Retype each line exactly. Skip images.

:: Supplied data ::
● ● ● ●
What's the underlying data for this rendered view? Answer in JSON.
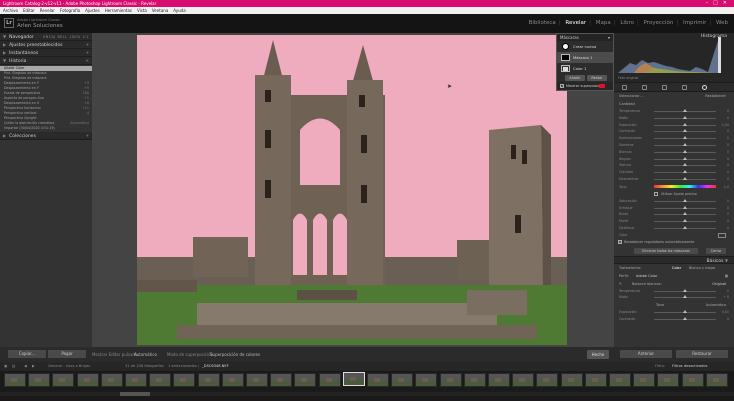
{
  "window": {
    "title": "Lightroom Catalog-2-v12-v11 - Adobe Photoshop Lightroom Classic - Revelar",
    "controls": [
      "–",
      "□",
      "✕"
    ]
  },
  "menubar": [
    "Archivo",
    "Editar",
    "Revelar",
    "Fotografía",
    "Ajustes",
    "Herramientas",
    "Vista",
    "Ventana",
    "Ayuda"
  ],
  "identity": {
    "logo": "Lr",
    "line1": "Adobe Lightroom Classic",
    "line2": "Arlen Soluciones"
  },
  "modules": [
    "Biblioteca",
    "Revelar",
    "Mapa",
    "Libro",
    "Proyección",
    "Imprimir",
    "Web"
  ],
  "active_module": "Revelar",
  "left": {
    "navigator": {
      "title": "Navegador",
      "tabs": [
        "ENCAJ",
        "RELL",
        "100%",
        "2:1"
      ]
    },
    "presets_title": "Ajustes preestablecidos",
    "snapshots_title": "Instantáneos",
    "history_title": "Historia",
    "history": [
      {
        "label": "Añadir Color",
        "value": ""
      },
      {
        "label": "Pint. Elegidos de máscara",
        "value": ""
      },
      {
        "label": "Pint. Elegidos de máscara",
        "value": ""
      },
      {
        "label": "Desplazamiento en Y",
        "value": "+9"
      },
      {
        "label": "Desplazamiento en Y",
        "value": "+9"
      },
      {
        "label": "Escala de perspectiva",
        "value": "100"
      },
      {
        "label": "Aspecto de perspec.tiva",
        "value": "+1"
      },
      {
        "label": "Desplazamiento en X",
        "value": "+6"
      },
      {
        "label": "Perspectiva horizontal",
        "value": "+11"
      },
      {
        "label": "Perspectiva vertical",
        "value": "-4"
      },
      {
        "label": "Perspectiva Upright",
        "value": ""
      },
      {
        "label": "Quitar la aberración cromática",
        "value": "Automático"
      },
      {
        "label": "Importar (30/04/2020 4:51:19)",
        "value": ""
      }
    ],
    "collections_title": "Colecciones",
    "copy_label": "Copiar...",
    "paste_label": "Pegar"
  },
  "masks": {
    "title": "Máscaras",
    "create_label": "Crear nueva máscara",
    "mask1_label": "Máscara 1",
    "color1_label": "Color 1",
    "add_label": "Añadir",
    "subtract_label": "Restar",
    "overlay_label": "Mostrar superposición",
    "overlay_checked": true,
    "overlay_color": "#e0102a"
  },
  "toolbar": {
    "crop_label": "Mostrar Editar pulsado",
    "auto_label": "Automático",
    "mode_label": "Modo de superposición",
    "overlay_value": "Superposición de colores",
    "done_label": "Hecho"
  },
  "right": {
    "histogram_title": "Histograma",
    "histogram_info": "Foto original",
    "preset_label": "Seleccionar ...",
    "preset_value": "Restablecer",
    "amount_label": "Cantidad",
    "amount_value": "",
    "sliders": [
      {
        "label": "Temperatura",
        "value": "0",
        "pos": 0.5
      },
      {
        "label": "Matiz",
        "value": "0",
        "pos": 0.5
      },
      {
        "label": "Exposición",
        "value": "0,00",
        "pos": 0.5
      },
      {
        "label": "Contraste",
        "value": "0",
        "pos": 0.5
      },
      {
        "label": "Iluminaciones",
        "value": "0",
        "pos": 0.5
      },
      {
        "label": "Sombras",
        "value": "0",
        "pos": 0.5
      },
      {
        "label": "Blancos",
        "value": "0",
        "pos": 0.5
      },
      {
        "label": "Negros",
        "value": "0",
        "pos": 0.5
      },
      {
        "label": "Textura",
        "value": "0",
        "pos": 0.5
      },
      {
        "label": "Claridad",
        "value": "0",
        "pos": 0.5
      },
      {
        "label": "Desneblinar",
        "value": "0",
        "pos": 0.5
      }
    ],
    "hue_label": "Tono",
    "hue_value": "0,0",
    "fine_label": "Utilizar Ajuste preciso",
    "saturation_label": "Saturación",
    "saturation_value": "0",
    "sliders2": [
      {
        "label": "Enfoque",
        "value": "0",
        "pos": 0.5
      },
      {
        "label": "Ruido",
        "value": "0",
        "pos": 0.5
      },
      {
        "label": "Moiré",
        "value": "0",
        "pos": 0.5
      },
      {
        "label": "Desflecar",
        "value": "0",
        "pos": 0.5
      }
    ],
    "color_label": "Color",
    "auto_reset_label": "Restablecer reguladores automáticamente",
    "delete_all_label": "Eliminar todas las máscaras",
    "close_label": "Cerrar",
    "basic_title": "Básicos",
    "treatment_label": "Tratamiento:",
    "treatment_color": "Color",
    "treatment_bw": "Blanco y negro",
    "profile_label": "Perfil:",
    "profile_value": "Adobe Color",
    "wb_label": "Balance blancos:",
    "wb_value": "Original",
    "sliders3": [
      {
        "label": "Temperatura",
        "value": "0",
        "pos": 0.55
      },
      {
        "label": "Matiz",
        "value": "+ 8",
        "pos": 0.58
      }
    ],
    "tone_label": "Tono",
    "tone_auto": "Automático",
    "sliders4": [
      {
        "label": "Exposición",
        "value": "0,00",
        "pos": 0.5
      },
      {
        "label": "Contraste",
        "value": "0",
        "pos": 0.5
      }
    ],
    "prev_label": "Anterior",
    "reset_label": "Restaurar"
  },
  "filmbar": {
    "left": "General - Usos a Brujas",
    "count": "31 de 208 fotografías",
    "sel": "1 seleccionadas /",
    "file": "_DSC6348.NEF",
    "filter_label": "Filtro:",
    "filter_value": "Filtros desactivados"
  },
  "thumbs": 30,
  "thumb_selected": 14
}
● ● ● ●
:: Task solution ::
What's the underlying data for this rendered view? Answer in JSON.
{
  "window": {
    "title": "Lightroom Catalog-2-v12-v11 - Adobe Photoshop Lightroom Classic - Revelar",
    "controls": [
      "–",
      "□",
      "✕"
    ]
  },
  "menubar": [
    "Archivo",
    "Editar",
    "Revelar",
    "Fotografía",
    "Ajustes",
    "Herramientas",
    "Vista",
    "Ventana",
    "Ayuda"
  ],
  "identity": {
    "logo": "Lr",
    "line1": "Adobe Lightroom Classic",
    "line2": "Arlen Soluciones"
  },
  "modules": [
    "Biblioteca",
    "Revelar",
    "Mapa",
    "Libro",
    "Proyección",
    "Imprimir",
    "Web"
  ],
  "active_module": "Revelar",
  "left": {
    "navigator": {
      "title": "Navegador",
      "tabs": [
        "ENCAJ",
        "RELL",
        "100%",
        "2:1"
      ]
    },
    "presets_title": "Ajustes preestablecidos",
    "snapshots_title": "Instantáneos",
    "history_title": "Historia",
    "history": [
      {
        "label": "Añadir Color",
        "value": ""
      },
      {
        "label": "Pint. Elegidos de máscara",
        "value": ""
      },
      {
        "label": "Pint. Elegidos de máscara",
        "value": ""
      },
      {
        "label": "Desplazamiento en Y",
        "value": "+9"
      },
      {
        "label": "Desplazamiento en Y",
        "value": "+9"
      },
      {
        "label": "Escala de perspectiva",
        "value": "100"
      },
      {
        "label": "Aspecto de perspec.tiva",
        "value": "+1"
      },
      {
        "label": "Desplazamiento en X",
        "value": "+6"
      },
      {
        "label": "Perspectiva horizontal",
        "value": "+11"
      },
      {
        "label": "Perspectiva vertical",
        "value": "-4"
      },
      {
        "label": "Perspectiva Upright",
        "value": ""
      },
      {
        "label": "Quitar la aberración cromática",
        "value": "Automático"
      },
      {
        "label": "Importar (30/04/2020 4:51:19)",
        "value": ""
      }
    ],
    "collections_title": "Colecciones",
    "copy_label": "Copiar...",
    "paste_label": "Pegar"
  },
  "masks": {
    "title": "Máscaras",
    "create_label": "Crear nueva máscara",
    "mask1_label": "Máscara 1",
    "color1_label": "Color 1",
    "add_label": "Añadir",
    "subtract_label": "Restar",
    "overlay_label": "Mostrar superposición",
    "overlay_checked": true,
    "overlay_color": "#e0102a"
  },
  "toolbar": {
    "crop_label": "Mostrar Editar pulsado",
    "auto_label": "Automático",
    "mode_label": "Modo de superposición",
    "overlay_value": "Superposición de colores",
    "done_label": "Hecho"
  },
  "right": {
    "histogram_title": "Histograma",
    "histogram_info": "Foto original",
    "preset_label": "Seleccionar ...",
    "preset_value": "Restablecer",
    "amount_label": "Cantidad",
    "amount_value": "",
    "sliders": [
      {
        "label": "Temperatura",
        "value": "0",
        "pos": 0.5
      },
      {
        "label": "Matiz",
        "value": "0",
        "pos": 0.5
      },
      {
        "label": "Exposición",
        "value": "0,00",
        "pos": 0.5
      },
      {
        "label": "Contraste",
        "value": "0",
        "pos": 0.5
      },
      {
        "label": "Iluminaciones",
        "value": "0",
        "pos": 0.5
      },
      {
        "label": "Sombras",
        "value": "0",
        "pos": 0.5
      },
      {
        "label": "Blancos",
        "value": "0",
        "pos": 0.5
      },
      {
        "label": "Negros",
        "value": "0",
        "pos": 0.5
      },
      {
        "label": "Textura",
        "value": "0",
        "pos": 0.5
      },
      {
        "label": "Claridad",
        "value": "0",
        "pos": 0.5
      },
      {
        "label": "Desneblinar",
        "value": "0",
        "pos": 0.5
      }
    ],
    "hue_label": "Tono",
    "hue_value": "0,0",
    "fine_label": "Utilizar Ajuste preciso",
    "saturation_label": "Saturación",
    "saturation_value": "0",
    "sliders2": [
      {
        "label": "Enfoque",
        "value": "0",
        "pos": 0.5
      },
      {
        "label": "Ruido",
        "value": "0",
        "pos": 0.5
      },
      {
        "label": "Moiré",
        "value": "0",
        "pos": 0.5
      },
      {
        "label": "Desflecar",
        "value": "0",
        "pos": 0.5
      }
    ],
    "color_label": "Color",
    "auto_reset_label": "Restablecer reguladores automáticamente",
    "delete_all_label": "Eliminar todas las máscaras",
    "close_label": "Cerrar",
    "basic_title": "Básicos",
    "treatment_label": "Tratamiento:",
    "treatment_color": "Color",
    "treatment_bw": "Blanco y negro",
    "profile_label": "Perfil:",
    "profile_value": "Adobe Color",
    "wb_label": "Balance blancos:",
    "wb_value": "Original",
    "sliders3": [
      {
        "label": "Temperatura",
        "value": "0",
        "pos": 0.55
      },
      {
        "label": "Matiz",
        "value": "+ 8",
        "pos": 0.58
      }
    ],
    "tone_label": "Tono",
    "tone_auto": "Automático",
    "sliders4": [
      {
        "label": "Exposición",
        "value": "0,00",
        "pos": 0.5
      },
      {
        "label": "Contraste",
        "value": "0",
        "pos": 0.5
      }
    ],
    "prev_label": "Anterior",
    "reset_label": "Restaurar"
  },
  "filmbar": {
    "left": "General - Usos a Brujas",
    "count": "31 de 208 fotografías",
    "sel": "1 seleccionadas /",
    "file": "_DSC6348.NEF",
    "filter_label": "Filtro:",
    "filter_value": "Filtros desactivados"
  },
  "thumbs": 30,
  "thumb_selected": 14
}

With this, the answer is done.